### Exercise inputs
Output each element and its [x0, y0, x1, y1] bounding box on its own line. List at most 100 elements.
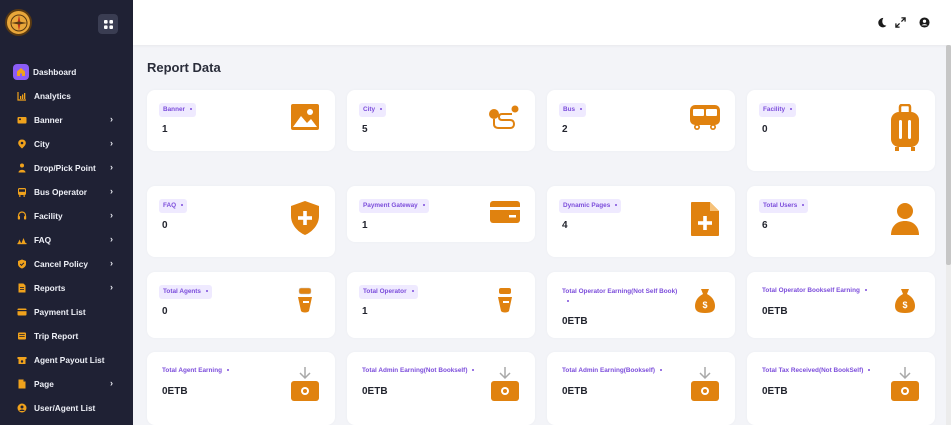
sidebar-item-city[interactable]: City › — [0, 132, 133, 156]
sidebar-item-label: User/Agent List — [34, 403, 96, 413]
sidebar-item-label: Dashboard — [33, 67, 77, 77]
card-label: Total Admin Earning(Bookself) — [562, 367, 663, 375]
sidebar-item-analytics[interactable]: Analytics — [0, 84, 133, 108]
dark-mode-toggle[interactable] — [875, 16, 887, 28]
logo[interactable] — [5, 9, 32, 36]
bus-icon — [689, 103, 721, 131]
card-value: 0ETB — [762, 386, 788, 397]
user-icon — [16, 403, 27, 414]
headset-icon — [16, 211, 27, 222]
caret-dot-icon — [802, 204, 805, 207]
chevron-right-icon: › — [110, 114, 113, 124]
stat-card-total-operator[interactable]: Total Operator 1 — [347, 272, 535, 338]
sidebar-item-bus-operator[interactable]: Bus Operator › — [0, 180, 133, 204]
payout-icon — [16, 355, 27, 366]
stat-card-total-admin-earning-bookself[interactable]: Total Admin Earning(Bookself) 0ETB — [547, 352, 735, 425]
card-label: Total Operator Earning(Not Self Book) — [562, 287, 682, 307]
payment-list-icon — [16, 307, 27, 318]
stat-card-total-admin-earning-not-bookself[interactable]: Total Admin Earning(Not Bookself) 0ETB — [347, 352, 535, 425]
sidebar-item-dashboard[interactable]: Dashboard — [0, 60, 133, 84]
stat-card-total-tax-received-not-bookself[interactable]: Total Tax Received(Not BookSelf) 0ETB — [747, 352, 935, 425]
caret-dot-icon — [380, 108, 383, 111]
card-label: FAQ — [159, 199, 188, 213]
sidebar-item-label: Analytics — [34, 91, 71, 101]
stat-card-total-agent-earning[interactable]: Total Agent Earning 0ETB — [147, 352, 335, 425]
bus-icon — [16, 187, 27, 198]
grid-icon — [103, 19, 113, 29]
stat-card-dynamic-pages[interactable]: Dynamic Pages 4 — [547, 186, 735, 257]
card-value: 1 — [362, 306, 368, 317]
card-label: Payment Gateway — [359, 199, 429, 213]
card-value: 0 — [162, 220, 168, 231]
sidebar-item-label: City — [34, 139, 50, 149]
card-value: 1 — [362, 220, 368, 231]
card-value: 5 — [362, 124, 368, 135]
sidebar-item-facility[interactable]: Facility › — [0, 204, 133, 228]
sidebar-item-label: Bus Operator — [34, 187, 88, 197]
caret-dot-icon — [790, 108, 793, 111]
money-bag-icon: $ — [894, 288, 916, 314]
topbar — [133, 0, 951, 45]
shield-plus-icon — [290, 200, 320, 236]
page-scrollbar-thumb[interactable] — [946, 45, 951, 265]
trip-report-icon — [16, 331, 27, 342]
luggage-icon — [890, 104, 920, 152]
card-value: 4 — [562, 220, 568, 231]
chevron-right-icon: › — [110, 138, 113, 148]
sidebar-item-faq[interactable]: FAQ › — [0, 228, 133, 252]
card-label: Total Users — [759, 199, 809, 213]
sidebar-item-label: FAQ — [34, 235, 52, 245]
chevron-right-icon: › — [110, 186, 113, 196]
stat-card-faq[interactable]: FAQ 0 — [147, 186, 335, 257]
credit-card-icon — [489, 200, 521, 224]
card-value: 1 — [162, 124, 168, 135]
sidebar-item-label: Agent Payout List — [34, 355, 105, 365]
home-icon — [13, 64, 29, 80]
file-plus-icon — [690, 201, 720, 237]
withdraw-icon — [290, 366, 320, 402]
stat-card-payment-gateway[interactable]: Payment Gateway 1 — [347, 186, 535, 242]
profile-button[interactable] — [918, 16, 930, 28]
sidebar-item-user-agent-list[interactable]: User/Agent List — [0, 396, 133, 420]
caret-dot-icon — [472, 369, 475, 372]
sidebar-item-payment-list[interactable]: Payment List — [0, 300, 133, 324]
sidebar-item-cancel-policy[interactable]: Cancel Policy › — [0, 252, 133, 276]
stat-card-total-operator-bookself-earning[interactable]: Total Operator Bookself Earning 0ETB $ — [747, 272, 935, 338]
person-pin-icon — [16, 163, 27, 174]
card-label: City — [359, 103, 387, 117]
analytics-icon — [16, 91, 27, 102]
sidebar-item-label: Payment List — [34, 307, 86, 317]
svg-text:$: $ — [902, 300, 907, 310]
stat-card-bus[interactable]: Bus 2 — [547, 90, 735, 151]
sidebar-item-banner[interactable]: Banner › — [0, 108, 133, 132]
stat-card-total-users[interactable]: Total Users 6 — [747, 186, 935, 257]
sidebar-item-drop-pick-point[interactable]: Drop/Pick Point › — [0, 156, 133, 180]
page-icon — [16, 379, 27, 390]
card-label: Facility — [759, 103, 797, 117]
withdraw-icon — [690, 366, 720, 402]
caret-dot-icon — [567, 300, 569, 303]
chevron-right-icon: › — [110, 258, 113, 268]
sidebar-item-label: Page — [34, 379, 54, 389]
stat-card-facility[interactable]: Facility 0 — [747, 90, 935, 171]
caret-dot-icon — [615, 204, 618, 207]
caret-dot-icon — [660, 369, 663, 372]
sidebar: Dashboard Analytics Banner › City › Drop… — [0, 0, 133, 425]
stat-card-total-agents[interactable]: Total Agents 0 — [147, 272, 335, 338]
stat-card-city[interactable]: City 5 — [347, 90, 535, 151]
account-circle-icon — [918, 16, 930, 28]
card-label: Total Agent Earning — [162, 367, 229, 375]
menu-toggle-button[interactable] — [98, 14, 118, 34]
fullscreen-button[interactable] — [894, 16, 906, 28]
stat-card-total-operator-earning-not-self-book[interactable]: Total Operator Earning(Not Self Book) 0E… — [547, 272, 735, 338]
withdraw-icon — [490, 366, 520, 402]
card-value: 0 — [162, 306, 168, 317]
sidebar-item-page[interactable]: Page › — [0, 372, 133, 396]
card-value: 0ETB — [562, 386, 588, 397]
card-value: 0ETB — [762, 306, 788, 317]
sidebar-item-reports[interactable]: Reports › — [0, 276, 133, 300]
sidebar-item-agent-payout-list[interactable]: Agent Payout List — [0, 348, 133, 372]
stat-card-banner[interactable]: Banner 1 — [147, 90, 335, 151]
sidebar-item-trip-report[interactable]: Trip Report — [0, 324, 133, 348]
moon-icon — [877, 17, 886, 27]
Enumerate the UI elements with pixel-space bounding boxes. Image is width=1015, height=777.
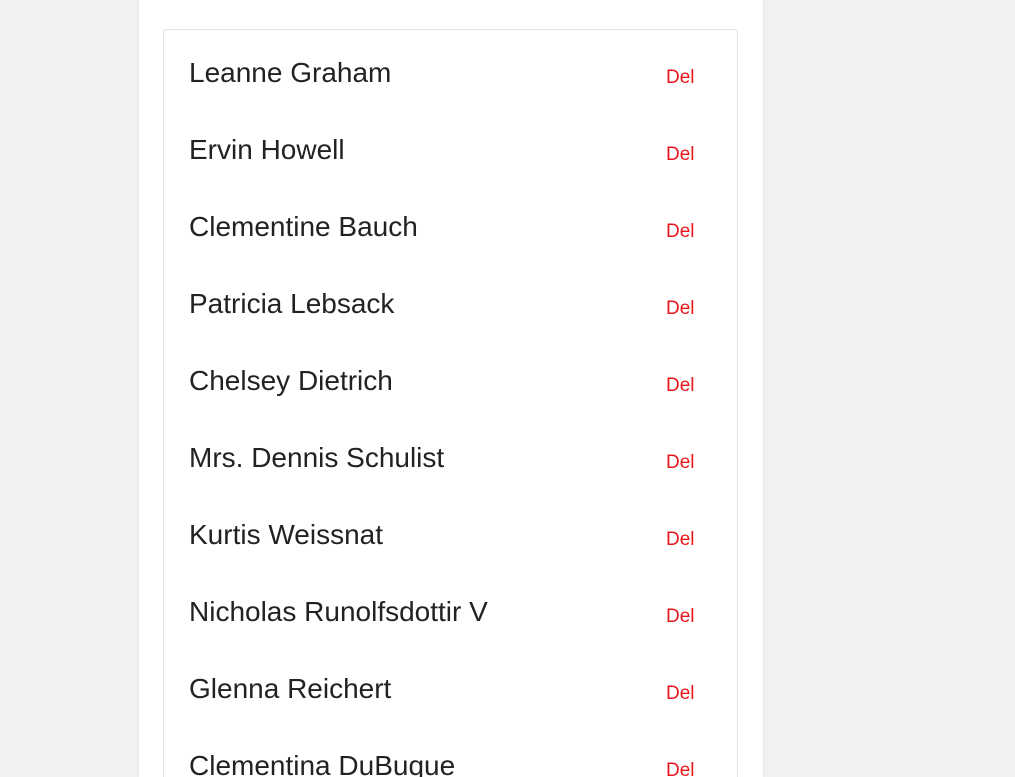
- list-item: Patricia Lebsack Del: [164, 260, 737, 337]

### Task brief
Reproduce verbatim every line of the records from the one containing "sidebar-item-city[interactable]: City ›" down to the one containing "page-scrollbar-thumb[interactable] — [946, 45, 951, 265]", including both of those lines.

### Output of the task
sidebar-item-city[interactable]: City › — [0, 132, 133, 156]
sidebar-item-label: User/Agent List — [34, 403, 96, 413]
sidebar-item-label: Dashboard — [33, 67, 77, 77]
card-label: Total Admin Earning(Bookself) — [562, 367, 663, 375]
sidebar-item-analytics[interactable]: Analytics — [0, 84, 133, 108]
dark-mode-toggle[interactable] — [875, 16, 887, 28]
logo[interactable] — [5, 9, 32, 36]
bus-icon — [689, 103, 721, 131]
card-value: 0ETB — [762, 386, 788, 397]
user-icon — [16, 403, 27, 414]
headset-icon — [16, 211, 27, 222]
caret-dot-icon — [802, 204, 805, 207]
chevron-right-icon: › — [110, 114, 113, 124]
stat-card-total-operator[interactable]: Total Operator 1 — [347, 272, 535, 338]
sidebar-item-bus-operator[interactable]: Bus Operator › — [0, 180, 133, 204]
payout-icon — [16, 355, 27, 366]
stat-card-total-admin-earning-bookself[interactable]: Total Admin Earning(Bookself) 0ETB — [547, 352, 735, 425]
card-label: Total Operator Earning(Not Self Book) — [562, 287, 682, 307]
payment-list-icon — [16, 307, 27, 318]
stat-card-total-admin-earning-not-bookself[interactable]: Total Admin Earning(Not Bookself) 0ETB — [347, 352, 535, 425]
sidebar-item-dashboard[interactable]: Dashboard — [0, 60, 133, 84]
stat-card-total-tax-received-not-bookself[interactable]: Total Tax Received(Not BookSelf) 0ETB — [747, 352, 935, 425]
caret-dot-icon — [380, 108, 383, 111]
card-label: FAQ — [159, 199, 188, 213]
sidebar-item-label: Analytics — [34, 91, 71, 101]
stat-card-total-agent-earning[interactable]: Total Agent Earning 0ETB — [147, 352, 335, 425]
bus-icon — [16, 187, 27, 198]
grid-icon — [103, 19, 113, 29]
stat-card-dynamic-pages[interactable]: Dynamic Pages 4 — [547, 186, 735, 257]
card-value: 1 — [362, 306, 368, 317]
card-label: Payment Gateway — [359, 199, 429, 213]
card-value: 0 — [162, 220, 168, 231]
sidebar-item-label: City — [34, 139, 50, 149]
card-value: 1 — [362, 220, 368, 231]
card-value: 5 — [362, 124, 368, 135]
sidebar-item-facility[interactable]: Facility › — [0, 204, 133, 228]
sidebar-item-label: Bus Operator — [34, 187, 88, 197]
caret-dot-icon — [790, 108, 793, 111]
money-bag-icon: $ — [894, 288, 916, 314]
topbar — [133, 0, 951, 45]
shield-plus-icon — [290, 200, 320, 236]
page-scrollbar-thumb[interactable] — [946, 45, 951, 265]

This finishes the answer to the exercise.